What to work on = Count the lines in the records below that contain the word "Experience", and reply with only that number.
▼
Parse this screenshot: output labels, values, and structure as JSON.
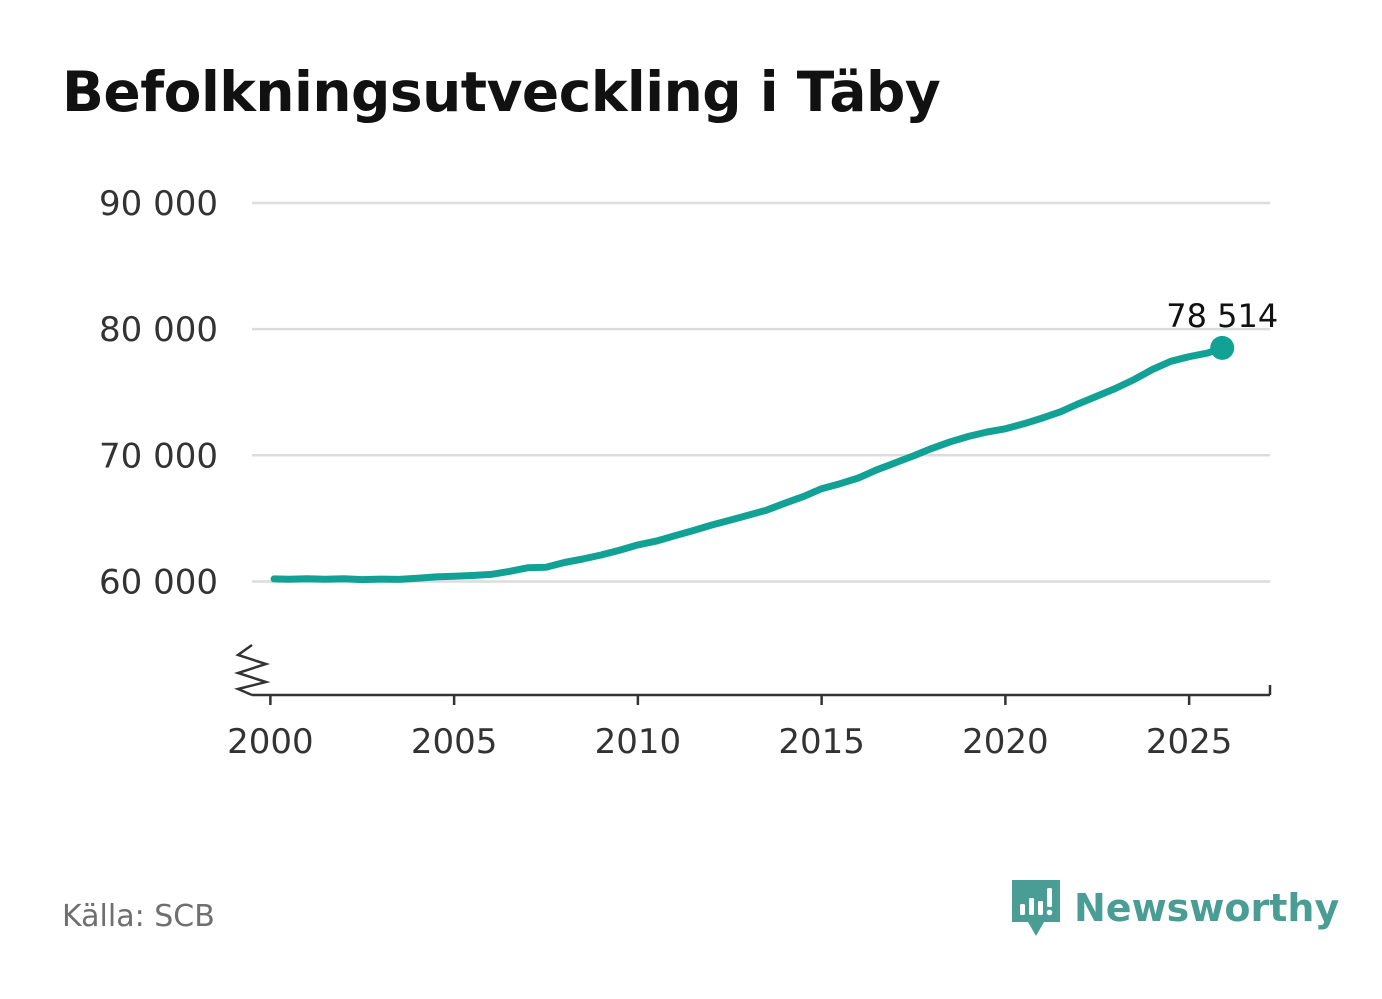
{
  "title": "Befolkningsutveckling i Täby",
  "source": "Källa: SCB",
  "brand": {
    "name": "Newsworthy",
    "icon": "newsworthy-logo-icon",
    "color": "#4a9d94"
  },
  "colors": {
    "line": "#12a295",
    "grid": "#dcdcdc",
    "axis": "#333333",
    "text": "#333333"
  },
  "chart_data": {
    "type": "line",
    "title": "Befolkningsutveckling i Täby",
    "xlabel": "",
    "ylabel": "",
    "xlim": [
      1999.5,
      2027.2
    ],
    "ylim": [
      51000,
      90000
    ],
    "grid": true,
    "axis_break": true,
    "y_ticks": [
      60000,
      70000,
      80000,
      90000
    ],
    "y_tick_labels": [
      "60 000",
      "70 000",
      "80 000",
      "90 000"
    ],
    "x_ticks": [
      2000,
      2005,
      2010,
      2015,
      2020,
      2025
    ],
    "x_tick_labels": [
      "2000",
      "2005",
      "2010",
      "2015",
      "2020",
      "2025"
    ],
    "series": [
      {
        "values": [
          [
            2000.1,
            60200
          ],
          [
            2000.5,
            60180
          ],
          [
            2001.0,
            60210
          ],
          [
            2001.5,
            60170
          ],
          [
            2002.0,
            60220
          ],
          [
            2002.5,
            60150
          ],
          [
            2003.0,
            60190
          ],
          [
            2003.5,
            60160
          ],
          [
            2004.0,
            60250
          ],
          [
            2004.5,
            60360
          ],
          [
            2005.0,
            60410
          ],
          [
            2005.5,
            60470
          ],
          [
            2006.0,
            60560
          ],
          [
            2006.5,
            60800
          ],
          [
            2007.0,
            61080
          ],
          [
            2007.5,
            61120
          ],
          [
            2008.0,
            61500
          ],
          [
            2008.5,
            61780
          ],
          [
            2009.0,
            62100
          ],
          [
            2009.5,
            62480
          ],
          [
            2010.0,
            62900
          ],
          [
            2010.5,
            63200
          ],
          [
            2011.0,
            63620
          ],
          [
            2011.5,
            64030
          ],
          [
            2012.0,
            64470
          ],
          [
            2012.5,
            64850
          ],
          [
            2013.0,
            65250
          ],
          [
            2013.5,
            65650
          ],
          [
            2014.0,
            66200
          ],
          [
            2014.5,
            66730
          ],
          [
            2015.0,
            67350
          ],
          [
            2015.5,
            67750
          ],
          [
            2016.0,
            68200
          ],
          [
            2016.5,
            68850
          ],
          [
            2017.0,
            69400
          ],
          [
            2017.5,
            69950
          ],
          [
            2018.0,
            70550
          ],
          [
            2018.5,
            71070
          ],
          [
            2019.0,
            71500
          ],
          [
            2019.5,
            71850
          ],
          [
            2020.0,
            72100
          ],
          [
            2020.5,
            72500
          ],
          [
            2021.0,
            72950
          ],
          [
            2021.5,
            73450
          ],
          [
            2022.0,
            74100
          ],
          [
            2022.5,
            74700
          ],
          [
            2023.0,
            75300
          ],
          [
            2023.5,
            76000
          ],
          [
            2024.0,
            76800
          ],
          [
            2024.5,
            77450
          ],
          [
            2025.0,
            77820
          ],
          [
            2025.5,
            78100
          ],
          [
            2025.9,
            78514
          ]
        ],
        "color": "#12a295"
      }
    ],
    "last_value": {
      "x": 2025.9,
      "y": 78514,
      "label": "78 514"
    }
  }
}
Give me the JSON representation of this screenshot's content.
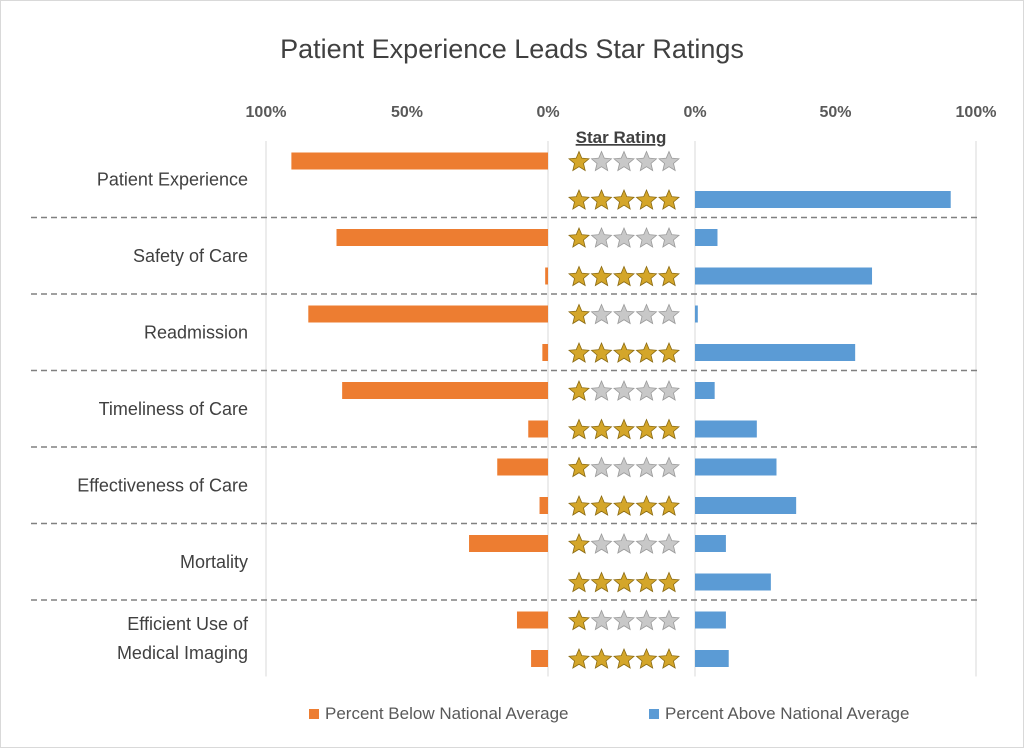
{
  "chart_data": {
    "type": "bar",
    "title": "Patient Experience Leads Star Ratings",
    "center_header": "Star Rating",
    "left_ticks": [
      "100%",
      "50%",
      "0%"
    ],
    "right_ticks": [
      "0%",
      "50%",
      "100%"
    ],
    "left_range": [
      0,
      100
    ],
    "right_range": [
      0,
      100
    ],
    "grid": false,
    "legend_position": "bottom",
    "colors": {
      "below": "#ED7D31",
      "above": "#5B9BD5",
      "divider": "#808080",
      "star_gold": "#D4A62A",
      "star_gray": "#C8C8C8"
    },
    "row_stars": [
      1,
      5
    ],
    "categories": [
      "Patient Experience",
      "Safety of Care",
      "Readmission",
      "Timeliness of Care",
      "Effectiveness of Care",
      "Mortality",
      "Efficient Use of Medical Imaging"
    ],
    "category_lines": [
      [
        "Patient Experience"
      ],
      [
        "Safety of Care"
      ],
      [
        "Readmission"
      ],
      [
        "Timeliness of Care"
      ],
      [
        "Effectiveness of Care"
      ],
      [
        "Mortality"
      ],
      [
        "Efficient Use of",
        "Medical Imaging"
      ]
    ],
    "series": [
      {
        "name": "Percent Below National Average",
        "side": "left",
        "values": [
          [
            91,
            0
          ],
          [
            75,
            1
          ],
          [
            85,
            2
          ],
          [
            73,
            7
          ],
          [
            18,
            3
          ],
          [
            28,
            0
          ],
          [
            11,
            6
          ]
        ]
      },
      {
        "name": "Percent Above National Average",
        "side": "right",
        "values": [
          [
            0,
            91
          ],
          [
            8,
            63
          ],
          [
            1,
            57
          ],
          [
            7,
            22
          ],
          [
            29,
            36
          ],
          [
            11,
            27
          ],
          [
            11,
            12
          ]
        ]
      }
    ]
  }
}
▲
The result = 3